■ **Aim**
Turn every line of the records below into a JSON list of strings, one string per line. Skip blank lines and leave the pictures out.

Listings of elements and regions:
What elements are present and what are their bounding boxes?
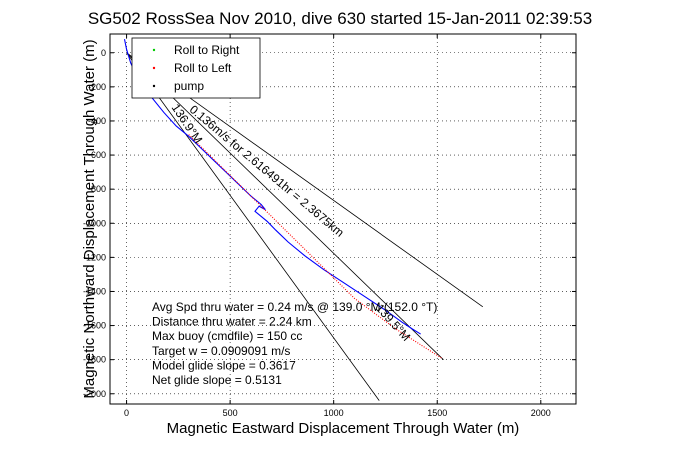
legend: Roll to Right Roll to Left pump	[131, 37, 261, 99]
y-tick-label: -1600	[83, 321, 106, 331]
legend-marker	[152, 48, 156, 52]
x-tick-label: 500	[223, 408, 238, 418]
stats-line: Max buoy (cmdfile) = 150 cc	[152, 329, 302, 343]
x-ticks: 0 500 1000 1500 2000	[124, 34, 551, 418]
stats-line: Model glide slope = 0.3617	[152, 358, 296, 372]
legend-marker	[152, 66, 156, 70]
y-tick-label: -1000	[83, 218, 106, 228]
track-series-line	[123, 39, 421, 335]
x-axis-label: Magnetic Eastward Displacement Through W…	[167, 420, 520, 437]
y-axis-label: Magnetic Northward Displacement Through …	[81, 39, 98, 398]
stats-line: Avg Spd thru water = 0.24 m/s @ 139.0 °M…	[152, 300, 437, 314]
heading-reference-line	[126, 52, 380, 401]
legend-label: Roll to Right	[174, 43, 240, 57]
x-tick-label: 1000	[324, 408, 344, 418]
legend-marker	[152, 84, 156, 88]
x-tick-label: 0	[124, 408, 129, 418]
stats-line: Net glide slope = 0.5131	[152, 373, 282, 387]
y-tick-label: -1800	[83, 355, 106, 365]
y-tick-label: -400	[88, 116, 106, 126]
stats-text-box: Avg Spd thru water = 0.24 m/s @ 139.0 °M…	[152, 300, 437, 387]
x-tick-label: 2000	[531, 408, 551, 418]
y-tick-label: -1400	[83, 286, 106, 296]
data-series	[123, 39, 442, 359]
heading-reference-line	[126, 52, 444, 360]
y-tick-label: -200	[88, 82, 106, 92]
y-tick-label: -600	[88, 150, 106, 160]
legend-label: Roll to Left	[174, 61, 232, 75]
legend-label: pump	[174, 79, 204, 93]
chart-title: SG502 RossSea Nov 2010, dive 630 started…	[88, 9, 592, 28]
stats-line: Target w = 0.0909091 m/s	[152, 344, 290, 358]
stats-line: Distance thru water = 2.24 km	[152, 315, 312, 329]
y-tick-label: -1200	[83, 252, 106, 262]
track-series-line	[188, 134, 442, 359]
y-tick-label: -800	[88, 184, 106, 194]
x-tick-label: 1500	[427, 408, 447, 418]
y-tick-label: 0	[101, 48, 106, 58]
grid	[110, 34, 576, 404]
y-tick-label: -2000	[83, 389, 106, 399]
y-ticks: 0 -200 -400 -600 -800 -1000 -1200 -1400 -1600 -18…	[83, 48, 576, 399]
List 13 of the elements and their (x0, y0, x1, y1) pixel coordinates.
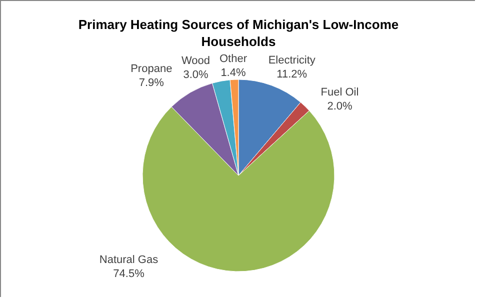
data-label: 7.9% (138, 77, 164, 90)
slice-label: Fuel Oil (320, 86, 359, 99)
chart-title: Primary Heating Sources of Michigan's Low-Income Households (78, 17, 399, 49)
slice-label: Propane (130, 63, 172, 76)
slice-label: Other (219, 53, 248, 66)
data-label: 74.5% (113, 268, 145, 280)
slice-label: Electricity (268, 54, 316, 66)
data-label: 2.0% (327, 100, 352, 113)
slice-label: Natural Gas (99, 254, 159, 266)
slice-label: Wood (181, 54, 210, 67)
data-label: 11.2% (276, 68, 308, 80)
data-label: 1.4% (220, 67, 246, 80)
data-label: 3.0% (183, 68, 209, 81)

■ **Full solution**
[
  "What elements are present and what are their bounding boxes?",
  "legend: Roll to Right Roll to Left pump\t[131, 37, 261, 99]",
  "y-tick-label: -1600\t[83, 321, 106, 331]",
  "legend-marker\t[152, 48, 156, 52]",
  "x-tick-label: 500\t[223, 408, 238, 418]",
  "stats-line: Max buoy (cmdfile) = 150 cc\t[152, 329, 302, 343]",
  "x-ticks: 0 500 1000 1500 2000\t[124, 34, 551, 418]",
  "stats-line: Model glide slope = 0.3617\t[152, 358, 296, 372]",
  "legend-marker\t[152, 66, 156, 70]",
  "y-tick-label: -1000\t[83, 218, 106, 228]",
  "track-series-line\t[123, 39, 421, 335]",
  "x-axis-label: Magnetic Eastward Displacement Through W…\t[167, 420, 520, 437]",
  "y-axis-label: Magnetic Northward Displacement Through …\t[81, 39, 98, 398]",
  "stats-line: Avg Spd thru water = 0.24 m/s @ 139.0 °M…\t[152, 300, 437, 314]",
  "heading-reference-line\t[126, 52, 380, 401]",
  "legend-label: Roll to Right\t[174, 43, 240, 57]",
  "x-tick-label: 1000\t[324, 408, 344, 418]",
  "legend-marker\t[152, 84, 156, 88]",
  "x-tick-label: 0\t[124, 408, 129, 418]",
  "stats-line: Net glide slope = 0.5131\t[152, 373, 282, 387]",
  "y-tick-label: -1800\t[83, 355, 106, 365]",
  "y-tick-label: -400\t[88, 116, 106, 126]",
  "stats-text-box: Avg Spd thru water = 0.24 m/s @ 139.0 °M…\t[152, 300, 437, 387]",
  "x-tick-label: 2000\t[531, 408, 551, 418]",
  "y-tick-label: -1400\t[83, 286, 106, 296]",
  "data-series\t[123, 39, 442, 359]",
  "heading-reference-line\t[126, 52, 444, 360]",
  "y-tick-label: -200\t[88, 82, 106, 92]",
  "y-tick-label: -600\t[88, 150, 106, 160]",
  "legend-label: Roll to Left\t[174, 61, 232, 75]",
  "legend-label: pump\t[174, 79, 204, 93]",
  "chart-title: SG502 RossSea Nov 2010, dive 630 started…\t[88, 9, 592, 28]",
  "stats-line: Target w = 0.0909091 m/s\t[152, 344, 290, 358]",
  "stats-line: Distance thru water = 2.24 km\t[152, 315, 312, 329]",
  "y-tick-label: -1200\t[83, 252, 106, 262]",
  "track-series-line\t[188, 134, 442, 359]",
  "y-tick-label: -800\t[88, 184, 106, 194]",
  "x-tick-label: 1500\t[427, 408, 447, 418]",
  "y-tick-label: 0\t[101, 48, 106, 58]",
  "grid\t[110, 34, 576, 404]",
  "y-tick-label: -2000\t[83, 389, 106, 399]",
  "y-ticks: 0 -200 -400 -600 -800 -1000 -1200 -1400 -1600 -18…\t[83, 48, 576, 399]",
  "List 13 of the elements and their (x0, y0, x1, y1) pixel coordinates.",
  "data-label: 7.9% (138, 77, 164, 90)",
  "slice-label: Fuel Oil (320, 86, 359, 99)",
  "chart-title: Primary Heating Sources of Michigan's Low-Income Households (78, 17, 399, 49)",
  "slice-label: Propane (130, 63, 172, 76)",
  "slice-label: Other (219, 53, 248, 66)",
  "data-label: 74.5% (113, 268, 145, 280)",
  "slice-label: Electricity (268, 54, 316, 66)",
  "data-label: 2.0% (327, 100, 352, 113)",
  "slice-label: Natural Gas (99, 254, 159, 266)",
  "slice-label: Wood (181, 54, 210, 67)",
  "data-label: 11.2% (276, 68, 308, 80)",
  "data-label: 1.4% (220, 67, 246, 80)",
  "data-label: 3.0% (183, 68, 209, 81)"
]